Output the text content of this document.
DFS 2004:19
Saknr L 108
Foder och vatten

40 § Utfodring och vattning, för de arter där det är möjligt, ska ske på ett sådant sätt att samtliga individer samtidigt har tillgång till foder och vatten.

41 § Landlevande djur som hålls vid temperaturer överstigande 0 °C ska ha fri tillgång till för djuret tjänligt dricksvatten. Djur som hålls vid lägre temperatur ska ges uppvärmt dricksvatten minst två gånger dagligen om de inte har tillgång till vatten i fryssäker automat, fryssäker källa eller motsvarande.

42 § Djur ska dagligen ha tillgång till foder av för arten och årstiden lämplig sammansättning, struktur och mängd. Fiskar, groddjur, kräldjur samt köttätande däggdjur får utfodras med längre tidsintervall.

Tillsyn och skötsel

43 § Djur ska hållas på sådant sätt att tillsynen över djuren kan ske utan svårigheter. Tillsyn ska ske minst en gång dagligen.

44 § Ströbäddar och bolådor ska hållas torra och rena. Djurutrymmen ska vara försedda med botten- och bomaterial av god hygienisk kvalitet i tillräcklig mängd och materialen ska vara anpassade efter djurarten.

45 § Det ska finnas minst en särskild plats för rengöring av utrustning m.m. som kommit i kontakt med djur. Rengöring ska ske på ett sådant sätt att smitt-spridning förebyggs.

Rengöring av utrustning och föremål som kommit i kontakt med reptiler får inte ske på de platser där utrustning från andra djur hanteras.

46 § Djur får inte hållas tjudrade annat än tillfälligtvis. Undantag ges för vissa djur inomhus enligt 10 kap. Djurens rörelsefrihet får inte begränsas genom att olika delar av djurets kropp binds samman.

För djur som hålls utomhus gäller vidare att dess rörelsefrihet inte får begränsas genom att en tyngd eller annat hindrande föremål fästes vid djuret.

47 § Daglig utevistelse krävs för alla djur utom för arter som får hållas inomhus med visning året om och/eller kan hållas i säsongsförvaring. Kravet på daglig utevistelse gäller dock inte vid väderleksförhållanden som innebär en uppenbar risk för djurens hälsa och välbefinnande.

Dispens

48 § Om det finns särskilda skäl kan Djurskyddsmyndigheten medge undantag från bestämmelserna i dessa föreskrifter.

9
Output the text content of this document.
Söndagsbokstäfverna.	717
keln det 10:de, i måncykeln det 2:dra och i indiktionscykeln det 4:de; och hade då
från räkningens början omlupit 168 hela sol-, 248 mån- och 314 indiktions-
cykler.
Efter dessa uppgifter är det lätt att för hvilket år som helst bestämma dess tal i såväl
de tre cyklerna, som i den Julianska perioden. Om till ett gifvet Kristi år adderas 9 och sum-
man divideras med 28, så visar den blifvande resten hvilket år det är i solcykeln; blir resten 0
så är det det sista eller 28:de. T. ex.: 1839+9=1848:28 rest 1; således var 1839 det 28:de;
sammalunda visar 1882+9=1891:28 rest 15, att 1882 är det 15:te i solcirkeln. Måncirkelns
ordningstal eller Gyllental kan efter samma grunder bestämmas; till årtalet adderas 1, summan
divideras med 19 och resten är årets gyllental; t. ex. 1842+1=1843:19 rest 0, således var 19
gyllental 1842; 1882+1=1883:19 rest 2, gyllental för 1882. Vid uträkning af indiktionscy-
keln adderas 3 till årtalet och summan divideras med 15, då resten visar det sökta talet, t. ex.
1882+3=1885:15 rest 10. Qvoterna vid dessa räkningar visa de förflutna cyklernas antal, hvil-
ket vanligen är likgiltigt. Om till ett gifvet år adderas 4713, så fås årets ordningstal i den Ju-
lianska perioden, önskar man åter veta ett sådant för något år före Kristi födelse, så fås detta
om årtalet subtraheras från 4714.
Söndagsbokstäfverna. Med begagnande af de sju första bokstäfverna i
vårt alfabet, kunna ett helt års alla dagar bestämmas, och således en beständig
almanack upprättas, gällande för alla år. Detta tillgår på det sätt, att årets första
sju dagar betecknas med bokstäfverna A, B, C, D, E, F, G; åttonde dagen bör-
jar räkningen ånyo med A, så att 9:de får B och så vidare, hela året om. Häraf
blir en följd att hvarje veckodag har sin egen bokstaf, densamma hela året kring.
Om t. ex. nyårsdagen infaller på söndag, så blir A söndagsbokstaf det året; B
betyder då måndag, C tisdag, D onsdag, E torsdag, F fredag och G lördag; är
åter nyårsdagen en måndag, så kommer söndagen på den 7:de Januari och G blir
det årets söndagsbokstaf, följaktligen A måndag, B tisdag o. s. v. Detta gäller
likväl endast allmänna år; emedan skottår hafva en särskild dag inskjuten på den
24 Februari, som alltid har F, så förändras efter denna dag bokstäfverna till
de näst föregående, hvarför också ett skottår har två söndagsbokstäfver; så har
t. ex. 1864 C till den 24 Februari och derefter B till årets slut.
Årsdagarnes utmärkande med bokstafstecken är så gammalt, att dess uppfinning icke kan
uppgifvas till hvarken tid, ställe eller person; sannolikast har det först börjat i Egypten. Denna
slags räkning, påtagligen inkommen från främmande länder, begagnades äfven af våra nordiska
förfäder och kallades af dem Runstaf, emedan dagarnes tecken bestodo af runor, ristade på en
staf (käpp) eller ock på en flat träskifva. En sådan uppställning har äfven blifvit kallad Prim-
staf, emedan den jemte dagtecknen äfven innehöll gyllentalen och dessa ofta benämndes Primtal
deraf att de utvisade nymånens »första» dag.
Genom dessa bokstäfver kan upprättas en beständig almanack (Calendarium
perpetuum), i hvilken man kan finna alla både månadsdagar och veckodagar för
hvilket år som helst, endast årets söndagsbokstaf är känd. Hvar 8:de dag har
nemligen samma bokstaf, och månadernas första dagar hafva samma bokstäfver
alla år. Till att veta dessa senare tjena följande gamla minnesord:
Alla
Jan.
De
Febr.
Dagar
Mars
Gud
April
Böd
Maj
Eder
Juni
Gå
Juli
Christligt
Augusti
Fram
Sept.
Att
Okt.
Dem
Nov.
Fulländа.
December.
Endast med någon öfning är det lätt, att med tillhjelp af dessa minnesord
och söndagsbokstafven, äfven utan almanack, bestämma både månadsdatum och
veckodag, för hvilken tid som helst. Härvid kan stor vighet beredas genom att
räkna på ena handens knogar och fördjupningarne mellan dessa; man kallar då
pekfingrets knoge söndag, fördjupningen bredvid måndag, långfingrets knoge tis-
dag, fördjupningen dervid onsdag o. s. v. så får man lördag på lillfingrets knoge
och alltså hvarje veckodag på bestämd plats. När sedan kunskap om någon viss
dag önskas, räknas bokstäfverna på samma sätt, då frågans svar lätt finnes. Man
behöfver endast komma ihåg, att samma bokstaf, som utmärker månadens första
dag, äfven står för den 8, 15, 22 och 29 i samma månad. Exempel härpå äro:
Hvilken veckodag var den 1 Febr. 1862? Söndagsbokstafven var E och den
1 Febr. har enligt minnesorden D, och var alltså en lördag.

- [Exercise description]: Return every line holding the word "hvilket" from the records.

- [Answer]:
Efter dessa uppgifter är det lätt att för hvilket år som helst bestämma dess tal i såväl
man divideras med 28, så visar den blifvande resten hvilket år det är i solcykeln; blir resten 0
hvilket år som helst, endast årets söndagsbokstaf är känd. Hvar 8:de dag har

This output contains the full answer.